= Task instructions =
The records that follow are to be transcribed in full, without their images.

┌─ Dataset content

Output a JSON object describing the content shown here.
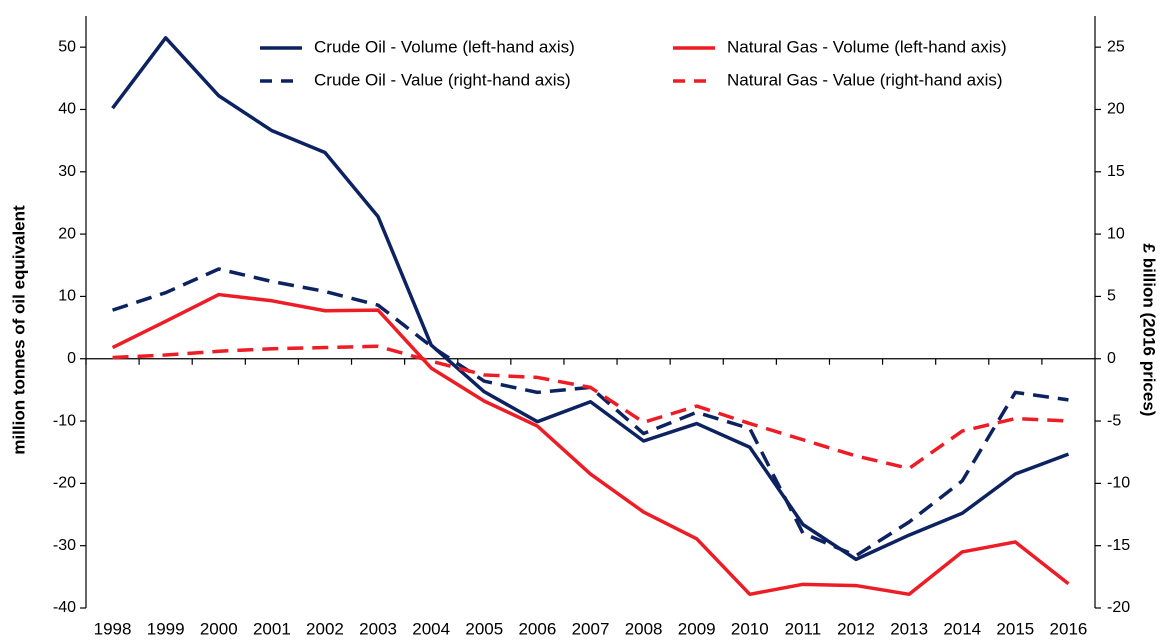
{
  "chart_data": {
    "type": "line",
    "categories": [
      "1998",
      "1999",
      "2000",
      "2001",
      "2002",
      "2003",
      "2004",
      "2005",
      "2006",
      "2007",
      "2008",
      "2009",
      "2010",
      "2011",
      "2012",
      "2013",
      "2014",
      "2015",
      "2016"
    ],
    "ylabel": "million tonnes of oil equivalent",
    "y2label": "£ billion (2016 prices)",
    "ylim": [
      -40,
      55
    ],
    "yticks": [
      -40,
      -30,
      -20,
      -10,
      0,
      10,
      20,
      30,
      40,
      50
    ],
    "y2lim": [
      -20,
      27.5
    ],
    "y2ticks": [
      -20,
      -15,
      -10,
      -5,
      0,
      5,
      10,
      15,
      20,
      25
    ],
    "series": [
      {
        "name": "Crude Oil - Volume (left-hand axis)",
        "color": "#0d2260",
        "style": "solid",
        "axis": "y",
        "values": [
          40.2,
          51.5,
          42.2,
          36.6,
          33.1,
          22.8,
          2.2,
          -5.3,
          -10.1,
          -6.9,
          -13.2,
          -10.4,
          -14.2,
          -26.6,
          -32.2,
          -28.3,
          -24.8,
          -18.5,
          -15.3
        ]
      },
      {
        "name": "Natural Gas - Volume (left-hand axis)",
        "color": "#ee1c25",
        "style": "solid",
        "axis": "y",
        "values": [
          1.8,
          6.0,
          10.3,
          9.3,
          7.7,
          7.8,
          -1.5,
          -6.8,
          -10.8,
          -18.5,
          -24.6,
          -28.9,
          -37.8,
          -36.2,
          -36.4,
          -37.8,
          -31.0,
          -29.4,
          -36.1
        ]
      },
      {
        "name": "Crude Oil - Value (right-hand axis)",
        "color": "#0d2260",
        "style": "dashed",
        "axis": "y2",
        "values": [
          3.9,
          5.3,
          7.2,
          6.2,
          5.4,
          4.3,
          1.0,
          -1.8,
          -2.7,
          -2.3,
          -6.0,
          -4.3,
          -5.6,
          -14.0,
          -15.8,
          -13.1,
          -9.8,
          -2.7,
          -3.3
        ]
      },
      {
        "name": "Natural Gas - Value (right-hand axis)",
        "color": "#ee1c25",
        "style": "dashed",
        "axis": "y2",
        "values": [
          0.1,
          0.3,
          0.6,
          0.8,
          0.9,
          1.0,
          -0.2,
          -1.3,
          -1.5,
          -2.3,
          -5.1,
          -3.8,
          -5.2,
          -6.5,
          -7.8,
          -8.8,
          -5.8,
          -4.8,
          -5.0
        ]
      }
    ]
  }
}
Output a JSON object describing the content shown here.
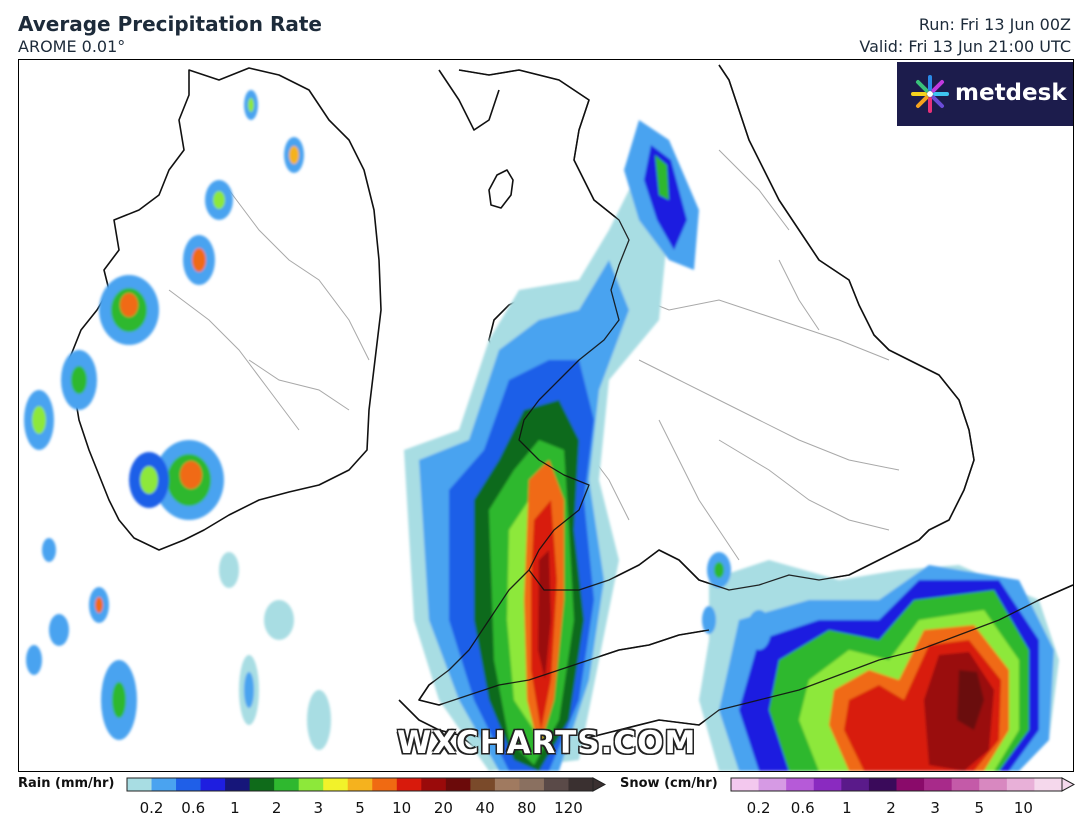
{
  "header": {
    "title": "Average Precipitation Rate",
    "model": "AROME 0.01°",
    "run": "Run: Fri 13 Jun 00Z",
    "valid": "Valid: Fri 13 Jun 21:00 UTC"
  },
  "branding": {
    "logo_text": "metdesk",
    "watermark": "WXCHARTS.COM",
    "logo_bg": "#1c1c4c"
  },
  "legend": {
    "rain": {
      "label": "Rain (mm/hr)",
      "ticks": [
        "0.2",
        "0.6",
        "1",
        "2",
        "3",
        "5",
        "10",
        "20",
        "40",
        "80",
        "120"
      ],
      "colors": [
        "#a8dde3",
        "#4aa3f0",
        "#1f5fe8",
        "#1e1ee0",
        "#16167a",
        "#0f6b1a",
        "#2fb82f",
        "#8de83a",
        "#f2f22a",
        "#f5b21e",
        "#f06a12",
        "#d81a0c",
        "#9a0a0a",
        "#6b0a0a",
        "#7a4a2a",
        "#a07a60",
        "#8a7060",
        "#5a4a48",
        "#3a3030"
      ]
    },
    "snow": {
      "label": "Snow (cm/hr)",
      "ticks": [
        "0.2",
        "0.6",
        "1",
        "2",
        "3",
        "5",
        "10"
      ],
      "colors": [
        "#f3c8ee",
        "#d69ae4",
        "#b65ad8",
        "#8a2ac0",
        "#5a1a8a",
        "#3a0a5a",
        "#8a0a6a",
        "#a82a8a",
        "#c45aa8",
        "#d888c0",
        "#e8b0d8",
        "#f5d8ec"
      ]
    }
  }
}
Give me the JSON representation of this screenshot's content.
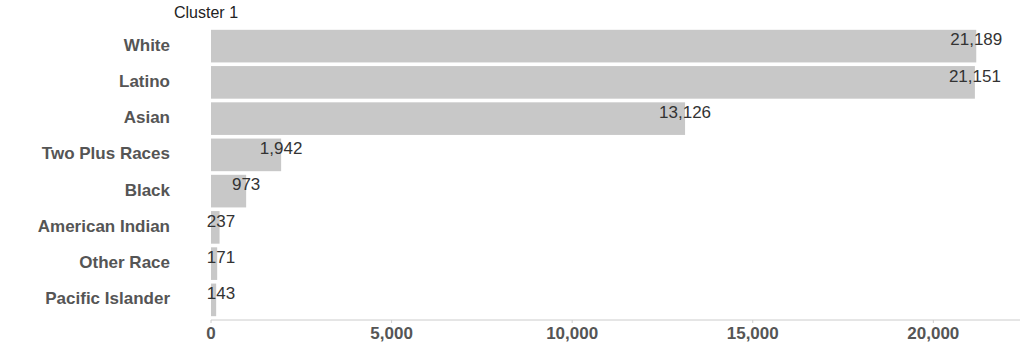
{
  "chart_data": {
    "type": "bar",
    "title": "Cluster 1",
    "orientation": "horizontal",
    "categories": [
      "White",
      "Latino",
      "Asian",
      "Two Plus Races",
      "Black",
      "American Indian",
      "Other Race",
      "Pacific Islander"
    ],
    "values": [
      21189,
      21151,
      13126,
      1942,
      973,
      237,
      171,
      143
    ],
    "value_labels": [
      "21,189",
      "21,151",
      "13,126",
      "1,942",
      "973",
      "237",
      "171",
      "143"
    ],
    "color": "#c8c8c8",
    "xlim": [
      0,
      22400
    ],
    "xticks": [
      0,
      {
        "value": 5000,
        "label": "5,000"
      },
      {
        "value": 10000,
        "label": "10,000"
      },
      {
        "value": 15000,
        "label": "15,000"
      },
      {
        "value": 20000,
        "label": "20,000"
      }
    ],
    "grid": false,
    "data_labels": true
  }
}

└─

= Correct output =
Output a JSON object describing the content shown here.
{
  "chart_data": {
    "type": "line",
    "categories": [
      "1998",
      "1999",
      "2000",
      "2001",
      "2002",
      "2003",
      "2004",
      "2005",
      "2006",
      "2007",
      "2008",
      "2009",
      "2010",
      "2011",
      "2012",
      "2013",
      "2014",
      "2015",
      "2016"
    ],
    "ylabel": "million tonnes of oil equivalent",
    "y2label": "£ billion (2016 prices)",
    "ylim": [
      -40,
      55
    ],
    "yticks": [
      -40,
      -30,
      -20,
      -10,
      0,
      10,
      20,
      30,
      40,
      50
    ],
    "y2lim": [
      -20,
      27.5
    ],
    "y2ticks": [
      -20,
      -15,
      -10,
      -5,
      0,
      5,
      10,
      15,
      20,
      25
    ],
    "series": [
      {
        "name": "Crude Oil - Volume (left-hand axis)",
        "color": "#0d2260",
        "style": "solid",
        "axis": "y",
        "values": [
          40.2,
          51.5,
          42.2,
          36.6,
          33.1,
          22.8,
          2.2,
          -5.3,
          -10.1,
          -6.9,
          -13.2,
          -10.4,
          -14.2,
          -26.6,
          -32.2,
          -28.3,
          -24.8,
          -18.5,
          -15.3
        ]
      },
      {
        "name": "Natural Gas - Volume (left-hand axis)",
        "color": "#ee1c25",
        "style": "solid",
        "axis": "y",
        "values": [
          1.8,
          6.0,
          10.3,
          9.3,
          7.7,
          7.8,
          -1.5,
          -6.8,
          -10.8,
          -18.5,
          -24.6,
          -28.9,
          -37.8,
          -36.2,
          -36.4,
          -37.8,
          -31.0,
          -29.4,
          -36.1
        ]
      },
      {
        "name": "Crude Oil - Value (right-hand axis)",
        "color": "#0d2260",
        "style": "dashed",
        "axis": "y2",
        "values": [
          3.9,
          5.3,
          7.2,
          6.2,
          5.4,
          4.3,
          1.0,
          -1.8,
          -2.7,
          -2.3,
          -6.0,
          -4.3,
          -5.6,
          -14.0,
          -15.8,
          -13.1,
          -9.8,
          -2.7,
          -3.3
        ]
      },
      {
        "name": "Natural Gas - Value (right-hand axis)",
        "color": "#ee1c25",
        "style": "dashed",
        "axis": "y2",
        "values": [
          0.1,
          0.3,
          0.6,
          0.8,
          0.9,
          1.0,
          -0.2,
          -1.3,
          -1.5,
          -2.3,
          -5.1,
          -3.8,
          -5.2,
          -6.5,
          -7.8,
          -8.8,
          -5.8,
          -4.8,
          -5.0
        ]
      }
    ]
  }
}
Output a JSON object describing the content shown here.
{
  "header": {
    "title": "Average Precipitation Rate",
    "model": "AROME 0.01°",
    "run": "Run: Fri 13 Jun 00Z",
    "valid": "Valid: Fri 13 Jun 21:00 UTC"
  },
  "branding": {
    "logo_text": "metdesk",
    "watermark": "WXCHARTS.COM",
    "logo_bg": "#1c1c4c"
  },
  "legend": {
    "rain": {
      "label": "Rain (mm/hr)",
      "ticks": [
        "0.2",
        "0.6",
        "1",
        "2",
        "3",
        "5",
        "10",
        "20",
        "40",
        "80",
        "120"
      ],
      "colors": [
        "#a8dde3",
        "#4aa3f0",
        "#1f5fe8",
        "#1e1ee0",
        "#16167a",
        "#0f6b1a",
        "#2fb82f",
        "#8de83a",
        "#f2f22a",
        "#f5b21e",
        "#f06a12",
        "#d81a0c",
        "#9a0a0a",
        "#6b0a0a",
        "#7a4a2a",
        "#a07a60",
        "#8a7060",
        "#5a4a48",
        "#3a3030"
      ]
    },
    "snow": {
      "label": "Snow (cm/hr)",
      "ticks": [
        "0.2",
        "0.6",
        "1",
        "2",
        "3",
        "5",
        "10"
      ],
      "colors": [
        "#f3c8ee",
        "#d69ae4",
        "#b65ad8",
        "#8a2ac0",
        "#5a1a8a",
        "#3a0a5a",
        "#8a0a6a",
        "#a82a8a",
        "#c45aa8",
        "#d888c0",
        "#e8b0d8",
        "#f5d8ec"
      ]
    }
  }
}
Give me the JSON representation of this screenshot's content.
{
  "chart_data": {
    "type": "bar",
    "title": "Cluster 1",
    "orientation": "horizontal",
    "categories": [
      "White",
      "Latino",
      "Asian",
      "Two Plus Races",
      "Black",
      "American Indian",
      "Other Race",
      "Pacific Islander"
    ],
    "values": [
      21189,
      21151,
      13126,
      1942,
      973,
      237,
      171,
      143
    ],
    "value_labels": [
      "21,189",
      "21,151",
      "13,126",
      "1,942",
      "973",
      "237",
      "171",
      "143"
    ],
    "color": "#c8c8c8",
    "xlim": [
      0,
      22400
    ],
    "xticks": [
      0,
      {
        "value": 5000,
        "label": "5,000"
      },
      {
        "value": 10000,
        "label": "10,000"
      },
      {
        "value": 15000,
        "label": "15,000"
      },
      {
        "value": 20000,
        "label": "20,000"
      }
    ],
    "grid": false,
    "data_labels": true
  }
}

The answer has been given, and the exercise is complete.